#### Set problem:
Transcribe every line of the records verbatim.

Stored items
==========

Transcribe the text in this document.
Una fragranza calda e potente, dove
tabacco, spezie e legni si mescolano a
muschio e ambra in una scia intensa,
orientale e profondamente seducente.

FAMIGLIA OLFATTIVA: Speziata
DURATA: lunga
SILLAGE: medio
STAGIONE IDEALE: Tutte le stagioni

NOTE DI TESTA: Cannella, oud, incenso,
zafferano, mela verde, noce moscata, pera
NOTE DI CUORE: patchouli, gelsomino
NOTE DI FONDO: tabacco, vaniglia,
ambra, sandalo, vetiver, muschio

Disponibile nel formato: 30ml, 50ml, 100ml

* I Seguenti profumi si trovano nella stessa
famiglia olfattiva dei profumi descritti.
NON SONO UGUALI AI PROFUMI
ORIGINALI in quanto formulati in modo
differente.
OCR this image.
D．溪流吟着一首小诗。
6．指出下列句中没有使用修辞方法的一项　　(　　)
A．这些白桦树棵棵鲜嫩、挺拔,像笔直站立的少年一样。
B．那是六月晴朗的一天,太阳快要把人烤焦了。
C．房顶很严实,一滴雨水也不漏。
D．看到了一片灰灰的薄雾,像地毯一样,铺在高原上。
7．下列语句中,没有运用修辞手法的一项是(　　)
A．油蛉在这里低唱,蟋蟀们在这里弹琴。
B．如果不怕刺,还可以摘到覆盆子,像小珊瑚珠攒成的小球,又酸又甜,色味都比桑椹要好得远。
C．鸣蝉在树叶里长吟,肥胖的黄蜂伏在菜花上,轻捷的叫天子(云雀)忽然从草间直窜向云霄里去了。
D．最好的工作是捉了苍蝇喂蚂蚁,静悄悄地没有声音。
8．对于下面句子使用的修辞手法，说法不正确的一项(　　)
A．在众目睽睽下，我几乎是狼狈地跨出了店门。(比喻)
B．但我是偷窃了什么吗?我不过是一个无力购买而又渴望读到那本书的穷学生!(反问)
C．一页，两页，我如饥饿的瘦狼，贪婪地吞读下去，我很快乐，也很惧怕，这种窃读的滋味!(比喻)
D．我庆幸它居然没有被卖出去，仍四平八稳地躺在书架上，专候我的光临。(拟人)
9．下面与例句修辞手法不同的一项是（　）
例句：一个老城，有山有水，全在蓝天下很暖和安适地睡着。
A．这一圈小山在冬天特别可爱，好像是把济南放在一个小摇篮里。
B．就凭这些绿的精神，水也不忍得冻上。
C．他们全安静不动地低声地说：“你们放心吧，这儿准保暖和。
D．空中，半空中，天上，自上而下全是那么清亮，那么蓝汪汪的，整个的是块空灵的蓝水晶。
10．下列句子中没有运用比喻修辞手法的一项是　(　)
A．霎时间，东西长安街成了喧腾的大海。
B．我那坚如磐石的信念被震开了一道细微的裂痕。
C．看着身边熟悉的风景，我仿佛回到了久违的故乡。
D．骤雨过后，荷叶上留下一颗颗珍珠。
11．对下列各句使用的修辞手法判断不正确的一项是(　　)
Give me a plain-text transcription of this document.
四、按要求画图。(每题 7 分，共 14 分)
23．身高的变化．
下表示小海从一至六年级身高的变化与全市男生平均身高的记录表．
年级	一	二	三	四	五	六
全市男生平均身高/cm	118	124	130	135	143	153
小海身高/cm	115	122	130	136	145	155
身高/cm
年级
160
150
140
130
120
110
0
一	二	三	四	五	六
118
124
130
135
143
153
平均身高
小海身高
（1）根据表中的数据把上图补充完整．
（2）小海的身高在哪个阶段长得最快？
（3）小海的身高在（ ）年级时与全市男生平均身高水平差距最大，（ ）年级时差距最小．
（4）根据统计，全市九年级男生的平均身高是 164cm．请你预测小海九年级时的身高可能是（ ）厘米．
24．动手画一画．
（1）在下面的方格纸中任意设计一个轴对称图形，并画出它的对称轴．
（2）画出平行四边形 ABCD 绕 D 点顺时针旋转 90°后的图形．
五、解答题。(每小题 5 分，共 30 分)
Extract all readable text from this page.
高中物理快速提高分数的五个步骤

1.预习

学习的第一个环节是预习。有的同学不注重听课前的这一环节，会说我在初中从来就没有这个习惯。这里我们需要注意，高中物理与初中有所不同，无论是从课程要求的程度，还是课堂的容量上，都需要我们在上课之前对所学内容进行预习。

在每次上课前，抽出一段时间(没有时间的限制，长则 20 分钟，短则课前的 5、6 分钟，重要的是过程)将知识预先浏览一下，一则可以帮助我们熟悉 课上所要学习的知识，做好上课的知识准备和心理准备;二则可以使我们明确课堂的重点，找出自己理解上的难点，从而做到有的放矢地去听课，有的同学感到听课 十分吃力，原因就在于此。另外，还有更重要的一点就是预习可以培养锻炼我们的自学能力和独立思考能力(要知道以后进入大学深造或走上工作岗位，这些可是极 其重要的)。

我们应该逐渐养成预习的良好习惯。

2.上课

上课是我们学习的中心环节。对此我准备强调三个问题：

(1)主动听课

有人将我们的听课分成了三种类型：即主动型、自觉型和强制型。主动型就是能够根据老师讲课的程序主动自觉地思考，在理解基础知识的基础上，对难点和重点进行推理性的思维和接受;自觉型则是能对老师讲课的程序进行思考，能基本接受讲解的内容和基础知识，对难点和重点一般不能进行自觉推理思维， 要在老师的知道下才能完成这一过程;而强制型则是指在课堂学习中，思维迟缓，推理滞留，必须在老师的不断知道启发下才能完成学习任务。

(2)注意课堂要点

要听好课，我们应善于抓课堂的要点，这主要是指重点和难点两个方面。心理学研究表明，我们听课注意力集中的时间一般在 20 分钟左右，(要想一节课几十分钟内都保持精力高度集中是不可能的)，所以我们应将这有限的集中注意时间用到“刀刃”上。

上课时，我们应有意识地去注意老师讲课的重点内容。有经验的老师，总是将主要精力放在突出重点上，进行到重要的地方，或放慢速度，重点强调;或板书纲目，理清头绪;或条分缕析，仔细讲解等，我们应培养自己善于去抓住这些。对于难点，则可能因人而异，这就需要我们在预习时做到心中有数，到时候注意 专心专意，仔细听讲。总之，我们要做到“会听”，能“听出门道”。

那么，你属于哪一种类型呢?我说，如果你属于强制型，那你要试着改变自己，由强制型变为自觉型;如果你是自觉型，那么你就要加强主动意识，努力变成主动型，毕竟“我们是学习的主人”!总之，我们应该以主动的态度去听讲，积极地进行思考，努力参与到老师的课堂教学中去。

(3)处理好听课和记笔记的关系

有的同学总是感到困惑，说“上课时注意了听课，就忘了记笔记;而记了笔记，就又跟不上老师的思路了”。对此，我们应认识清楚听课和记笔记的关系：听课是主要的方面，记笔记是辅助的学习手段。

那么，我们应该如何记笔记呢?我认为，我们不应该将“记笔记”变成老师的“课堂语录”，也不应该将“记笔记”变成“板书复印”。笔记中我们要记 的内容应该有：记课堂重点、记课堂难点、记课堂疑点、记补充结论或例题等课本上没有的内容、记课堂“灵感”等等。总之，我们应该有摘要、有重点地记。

==========

#### Result below:
Transcribe the text in this document.
Una fragranza calda e potente, dove
tabacco, spezie e legni si mescolano a
muschio e ambra in una scia intensa,
orientale e profondamente seducente.

FAMIGLIA OLFATTIVA: Speziata
DURATA: lunga
SILLAGE: medio
STAGIONE IDEALE: Tutte le stagioni

NOTE DI TESTA: Cannella, oud, incenso,
zafferano, mela verde, noce moscata, pera
NOTE DI CUORE: patchouli, gelsomino
NOTE DI FONDO: tabacco, vaniglia,
ambra, sandalo, vetiver, muschio

Disponibile nel formato: 30ml, 50ml, 100ml

* I Seguenti profumi si trovano nella stessa
famiglia olfattiva dei profumi descritti.
NON SONO UGUALI AI PROFUMI
ORIGINALI in quanto formulati in modo
differente.
OCR this image.
D．溪流吟着一首小诗。
6．指出下列句中没有使用修辞方法的一项　　(　　)
A．这些白桦树棵棵鲜嫩、挺拔,像笔直站立的少年一样。
B．那是六月晴朗的一天,太阳快要把人烤焦了。
C．房顶很严实,一滴雨水也不漏。
D．看到了一片灰灰的薄雾,像地毯一样,铺在高原上。
7．下列语句中,没有运用修辞手法的一项是(　　)
A．油蛉在这里低唱,蟋蟀们在这里弹琴。
B．如果不怕刺,还可以摘到覆盆子,像小珊瑚珠攒成的小球,又酸又甜,色味都比桑椹要好得远。
C．鸣蝉在树叶里长吟,肥胖的黄蜂伏在菜花上,轻捷的叫天子(云雀)忽然从草间直窜向云霄里去了。
D．最好的工作是捉了苍蝇喂蚂蚁,静悄悄地没有声音。
8．对于下面句子使用的修辞手法，说法不正确的一项(　　)
A．在众目睽睽下，我几乎是狼狈地跨出了店门。(比喻)
B．但我是偷窃了什么吗?我不过是一个无力购买而又渴望读到那本书的穷学生!(反问)
C．一页，两页，我如饥饿的瘦狼，贪婪地吞读下去，我很快乐，也很惧怕，这种窃读的滋味!(比喻)
D．我庆幸它居然没有被卖出去，仍四平八稳地躺在书架上，专候我的光临。(拟人)
9．下面与例句修辞手法不同的一项是（　）
例句：一个老城，有山有水，全在蓝天下很暖和安适地睡着。
A．这一圈小山在冬天特别可爱，好像是把济南放在一个小摇篮里。
B．就凭这些绿的精神，水也不忍得冻上。
C．他们全安静不动地低声地说：“你们放心吧，这儿准保暖和。
D．空中，半空中，天上，自上而下全是那么清亮，那么蓝汪汪的，整个的是块空灵的蓝水晶。
10．下列句子中没有运用比喻修辞手法的一项是　(　)
A．霎时间，东西长安街成了喧腾的大海。
B．我那坚如磐石的信念被震开了一道细微的裂痕。
C．看着身边熟悉的风景，我仿佛回到了久违的故乡。
D．骤雨过后，荷叶上留下一颗颗珍珠。
11．对下列各句使用的修辞手法判断不正确的一项是(　　)
Give me a plain-text transcription of this document.
四、按要求画图。(每题 7 分，共 14 分)
23．身高的变化．
下表示小海从一至六年级身高的变化与全市男生平均身高的记录表．
年级	一	二	三	四	五	六
全市男生平均身高/cm	118	124	130	135	143	153
小海身高/cm	115	122	130	136	145	155
身高/cm
年级
160
150
140
130
120
110
0
一	二	三	四	五	六
118
124
130
135
143
153
平均身高
小海身高
（1）根据表中的数据把上图补充完整．
（2）小海的身高在哪个阶段长得最快？
（3）小海的身高在（ ）年级时与全市男生平均身高水平差距最大，（ ）年级时差距最小．
（4）根据统计，全市九年级男生的平均身高是 164cm．请你预测小海九年级时的身高可能是（ ）厘米．
24．动手画一画．
（1）在下面的方格纸中任意设计一个轴对称图形，并画出它的对称轴．
（2）画出平行四边形 ABCD 绕 D 点顺时针旋转 90°后的图形．
五、解答题。(每小题 5 分，共 30 分)
Extract all readable text from this page.
高中物理快速提高分数的五个步骤

1.预习

学习的第一个环节是预习。有的同学不注重听课前的这一环节，会说我在初中从来就没有这个习惯。这里我们需要注意，高中物理与初中有所不同，无论是从课程要求的程度，还是课堂的容量上，都需要我们在上课之前对所学内容进行预习。

在每次上课前，抽出一段时间(没有时间的限制，长则 20 分钟，短则课前的 5、6 分钟，重要的是过程)将知识预先浏览一下，一则可以帮助我们熟悉 课上所要学习的知识，做好上课的知识准备和心理准备;二则可以使我们明确课堂的重点，找出自己理解上的难点，从而做到有的放矢地去听课，有的同学感到听课 十分吃力，原因就在于此。另外，还有更重要的一点就是预习可以培养锻炼我们的自学能力和独立思考能力(要知道以后进入大学深造或走上工作岗位，这些可是极 其重要的)。

我们应该逐渐养成预习的良好习惯。

2.上课

上课是我们学习的中心环节。对此我准备强调三个问题：

(1)主动听课

有人将我们的听课分成了三种类型：即主动型、自觉型和强制型。主动型就是能够根据老师讲课的程序主动自觉地思考，在理解基础知识的基础上，对难点和重点进行推理性的思维和接受;自觉型则是能对老师讲课的程序进行思考，能基本接受讲解的内容和基础知识，对难点和重点一般不能进行自觉推理思维， 要在老师的知道下才能完成这一过程;而强制型则是指在课堂学习中，思维迟缓，推理滞留，必须在老师的不断知道启发下才能完成学习任务。

(2)注意课堂要点

要听好课，我们应善于抓课堂的要点，这主要是指重点和难点两个方面。心理学研究表明，我们听课注意力集中的时间一般在 20 分钟左右，(要想一节课几十分钟内都保持精力高度集中是不可能的)，所以我们应将这有限的集中注意时间用到“刀刃”上。

上课时，我们应有意识地去注意老师讲课的重点内容。有经验的老师，总是将主要精力放在突出重点上，进行到重要的地方，或放慢速度，重点强调;或板书纲目，理清头绪;或条分缕析，仔细讲解等，我们应培养自己善于去抓住这些。对于难点，则可能因人而异，这就需要我们在预习时做到心中有数，到时候注意 专心专意，仔细听讲。总之，我们要做到“会听”，能“听出门道”。

那么，你属于哪一种类型呢?我说，如果你属于强制型，那你要试着改变自己，由强制型变为自觉型;如果你是自觉型，那么你就要加强主动意识，努力变成主动型，毕竟“我们是学习的主人”!总之，我们应该以主动的态度去听讲，积极地进行思考，努力参与到老师的课堂教学中去。

(3)处理好听课和记笔记的关系

有的同学总是感到困惑，说“上课时注意了听课，就忘了记笔记;而记了笔记，就又跟不上老师的思路了”。对此，我们应认识清楚听课和记笔记的关系：听课是主要的方面，记笔记是辅助的学习手段。

那么，我们应该如何记笔记呢?我认为，我们不应该将“记笔记”变成老师的“课堂语录”，也不应该将“记笔记”变成“板书复印”。笔记中我们要记 的内容应该有：记课堂重点、记课堂难点、记课堂疑点、记补充结论或例题等课本上没有的内容、记课堂“灵感”等等。总之，我们应该有摘要、有重点地记。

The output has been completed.